Your task – Search the listing for "Starter" and copy every line where it appears.

Data entries –
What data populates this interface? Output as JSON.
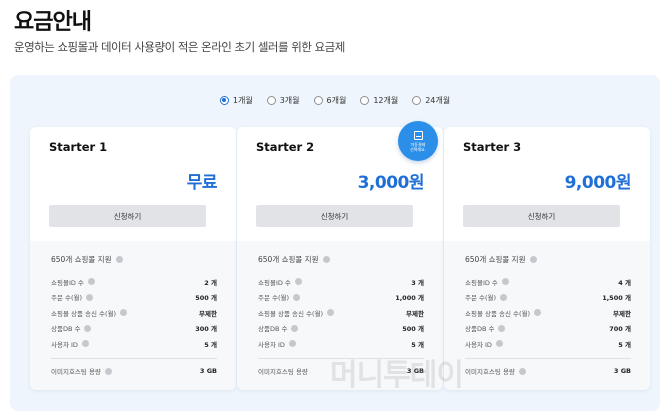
{
  "header": {
    "title": "요금안내",
    "subtitle": "운영하는 쇼핑몰과 데이터 사용량이 적은 온라인 초기 셀러를 위한 요금제"
  },
  "periods": [
    {
      "label": "1개월",
      "selected": true
    },
    {
      "label": "3개월",
      "selected": false
    },
    {
      "label": "6개월",
      "selected": false
    },
    {
      "label": "12개월",
      "selected": false
    },
    {
      "label": "24개월",
      "selected": false
    }
  ],
  "badge": {
    "icon": "document-icon",
    "line1": "자동결제",
    "line2": "선택해요."
  },
  "apply_label": "신청하기",
  "colors": {
    "accent": "#1f6fd6",
    "panel_bg": "#eef5fc",
    "badge": "#2b8ee8"
  },
  "plans": [
    {
      "name": "Starter 1",
      "price": "무료",
      "support": "650개 쇼핑몰 지원",
      "rows": [
        {
          "label": "쇼핑몰ID 수",
          "value": "2 개"
        },
        {
          "label": "주문 수(월)",
          "value": "500 개"
        },
        {
          "label": "쇼핑몰 상품 송신 수(월)",
          "value": "무제한"
        },
        {
          "label": "상품DB 수",
          "value": "300 개"
        },
        {
          "label": "사용자 ID",
          "value": "5 개"
        }
      ],
      "hosting": {
        "label": "이미지호스팅 용량",
        "value": "3 GB"
      }
    },
    {
      "name": "Starter 2",
      "price": "3,000원",
      "support": "650개 쇼핑몰 지원",
      "rows": [
        {
          "label": "쇼핑몰ID 수",
          "value": "3 개"
        },
        {
          "label": "주문 수(월)",
          "value": "1,000 개"
        },
        {
          "label": "쇼핑몰 상품 송신 수(월)",
          "value": "무제한"
        },
        {
          "label": "상품DB 수",
          "value": "500 개"
        },
        {
          "label": "사용자 ID",
          "value": "5 개"
        }
      ],
      "hosting": {
        "label": "이미지호스팅 용량",
        "value": "3 GB"
      }
    },
    {
      "name": "Starter 3",
      "price": "9,000원",
      "support": "650개 쇼핑몰 지원",
      "rows": [
        {
          "label": "쇼핑몰ID 수",
          "value": "4 개"
        },
        {
          "label": "주문 수(월)",
          "value": "1,500 개"
        },
        {
          "label": "쇼핑몰 상품 송신 수(월)",
          "value": "무제한"
        },
        {
          "label": "상품DB 수",
          "value": "700 개"
        },
        {
          "label": "사용자 ID",
          "value": "5 개"
        }
      ],
      "hosting": {
        "label": "이미지호스팅 용량",
        "value": "3 GB"
      }
    }
  ],
  "watermark": "머니투데이"
}
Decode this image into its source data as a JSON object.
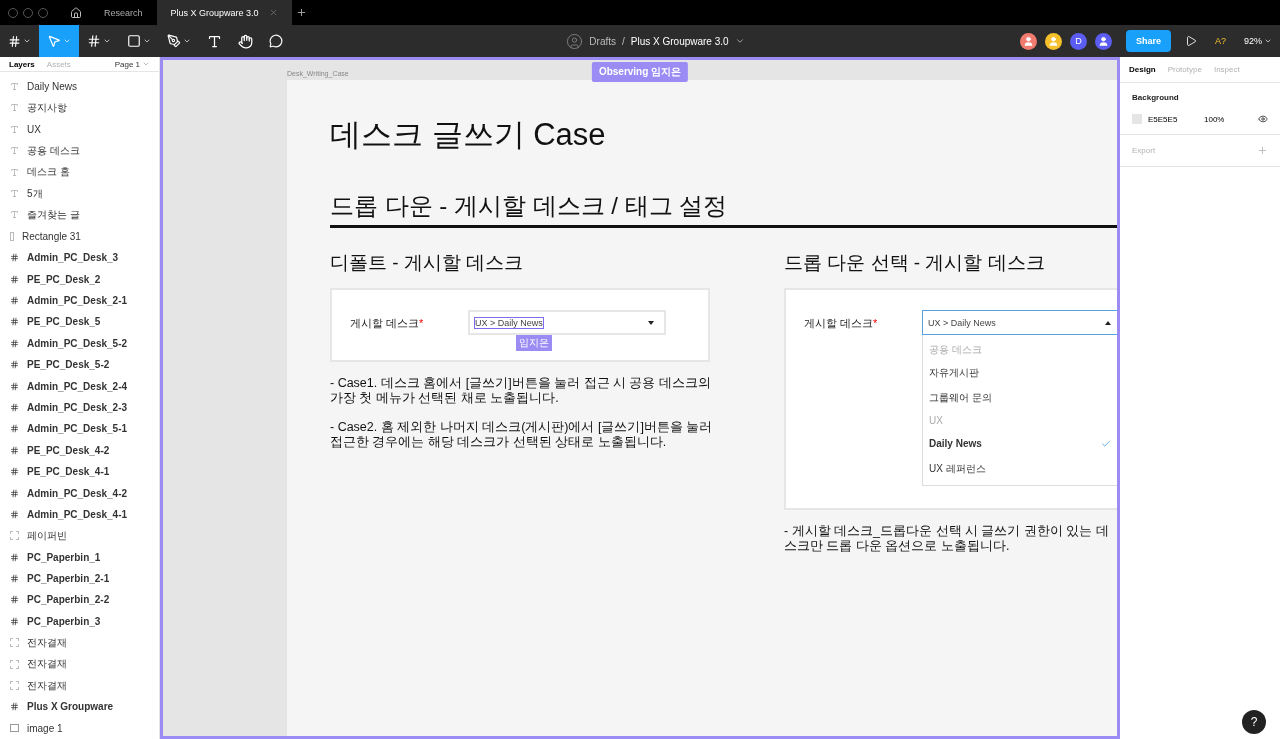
{
  "tabs": [
    {
      "label": "Research",
      "selected": false
    },
    {
      "label": "Plus X Groupware 3.0",
      "selected": true
    }
  ],
  "tools": [
    {
      "kind": "menu",
      "selected": false
    },
    {
      "kind": "move",
      "selected": true
    },
    {
      "kind": "frame",
      "selected": false
    },
    {
      "kind": "shape",
      "selected": false
    },
    {
      "kind": "pen",
      "selected": false
    },
    {
      "kind": "text",
      "selected": false
    },
    {
      "kind": "hand",
      "selected": false
    },
    {
      "kind": "comment",
      "selected": false
    }
  ],
  "breadcrumb": {
    "folder": "Drafts",
    "separator": "/",
    "file": "Plus X Groupware 3.0"
  },
  "avatars": [
    {
      "color": "#f07b6e"
    },
    {
      "color": "#f5c02c"
    },
    {
      "color": "#5b5cf0",
      "initial": "D"
    },
    {
      "color": "#5b5cf0"
    }
  ],
  "share": "Share",
  "font_warning": "A?",
  "zoom": "92%",
  "left_panel": {
    "tabs": [
      {
        "label": "Layers",
        "selected": true
      },
      {
        "label": "Assets",
        "selected": false
      }
    ],
    "page": "Page 1",
    "layers": [
      {
        "kind": "text",
        "name": "Daily News"
      },
      {
        "kind": "text",
        "name": "공지사항"
      },
      {
        "kind": "text",
        "name": "UX"
      },
      {
        "kind": "text",
        "name": "공용 데스크"
      },
      {
        "kind": "text",
        "name": "데스크 홈"
      },
      {
        "kind": "text",
        "name": "5개"
      },
      {
        "kind": "text",
        "name": "즐겨찾는 글"
      },
      {
        "kind": "rect",
        "name": "Rectangle 31"
      },
      {
        "kind": "frame",
        "name": "Admin_PC_Desk_3"
      },
      {
        "kind": "frame",
        "name": "PE_PC_Desk_2"
      },
      {
        "kind": "frame",
        "name": "Admin_PC_Desk_2-1"
      },
      {
        "kind": "frame",
        "name": "PE_PC_Desk_5"
      },
      {
        "kind": "frame",
        "name": "Admin_PC_Desk_5-2"
      },
      {
        "kind": "frame",
        "name": "PE_PC_Desk_5-2"
      },
      {
        "kind": "frame",
        "name": "Admin_PC_Desk_2-4"
      },
      {
        "kind": "frame",
        "name": "Admin_PC_Desk_2-3"
      },
      {
        "kind": "frame",
        "name": "Admin_PC_Desk_5-1"
      },
      {
        "kind": "frame",
        "name": "PE_PC_Desk_4-2"
      },
      {
        "kind": "frame",
        "name": "PE_PC_Desk_4-1"
      },
      {
        "kind": "frame",
        "name": "Admin_PC_Desk_4-2"
      },
      {
        "kind": "frame",
        "name": "Admin_PC_Desk_4-1"
      },
      {
        "kind": "group",
        "name": "페이퍼빈"
      },
      {
        "kind": "frame",
        "name": "PC_Paperbin_1"
      },
      {
        "kind": "frame",
        "name": "PC_Paperbin_2-1"
      },
      {
        "kind": "frame",
        "name": "PC_Paperbin_2-2"
      },
      {
        "kind": "frame",
        "name": "PC_Paperbin_3"
      },
      {
        "kind": "group",
        "name": "전자결재"
      },
      {
        "kind": "group",
        "name": "전자결재"
      },
      {
        "kind": "group",
        "name": "전자결재"
      },
      {
        "kind": "frame",
        "name": "Plus X Groupware"
      },
      {
        "kind": "image",
        "name": "image 1"
      }
    ]
  },
  "canvas": {
    "observing": "Observing 임지은",
    "frame_label": "Desk_Writing_Case",
    "title": "데스크 글쓰기 Case",
    "subtitle": "드롭 다운 - 게시할 데스크 / 태그 설정",
    "left": {
      "heading": "디폴트 - 게시할 데스크",
      "field_label": "게시할 데스크",
      "required": "*",
      "value": "UX > Daily News",
      "cursor_label": "임지은",
      "notes": [
        "- Case1. 데스크 홈에서 [글쓰기]버튼을 눌러 접근 시 공용 데스크의 가장 첫 메뉴가 선택된 채로 노출됩니다.",
        "- Case2. 홈 제외한 나머지 데스크(게시판)에서 [글쓰기]버튼을 눌러 접근한 경우에는 해당 데스크가 선택된 상태로 노출됩니다."
      ]
    },
    "right": {
      "heading": "드롭 다운 선택 - 게시할 데스크",
      "field_label": "게시할 데스크",
      "required": "*",
      "value": "UX > Daily News",
      "expanded": true,
      "options": [
        {
          "kind": "group",
          "label": "공용 데스크"
        },
        {
          "kind": "option",
          "label": "자유게시판",
          "selected": false
        },
        {
          "kind": "option",
          "label": "그룹웨어 문의",
          "selected": false
        },
        {
          "kind": "group",
          "label": "UX"
        },
        {
          "kind": "option",
          "label": "Daily News",
          "selected": true
        },
        {
          "kind": "option",
          "label": "UX 레퍼런스",
          "selected": false
        }
      ],
      "note": "- 게시할 데스크_드롭다운 선택 시 글쓰기 권한이 있는 데스크만 드롭 다운 옵션으로 노출됩니다."
    }
  },
  "right_panel": {
    "tabs": [
      {
        "label": "Design",
        "selected": true
      },
      {
        "label": "Prototype",
        "selected": false
      },
      {
        "label": "Inspect",
        "selected": false
      }
    ],
    "background_heading": "Background",
    "background_hex": "E5E5E5",
    "background_opacity": "100%",
    "export": "Export"
  },
  "help": "?"
}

Solution for this exercise –
      "name": "Starter 1",
      "name": "Starter 2",
      "name": "Starter 3",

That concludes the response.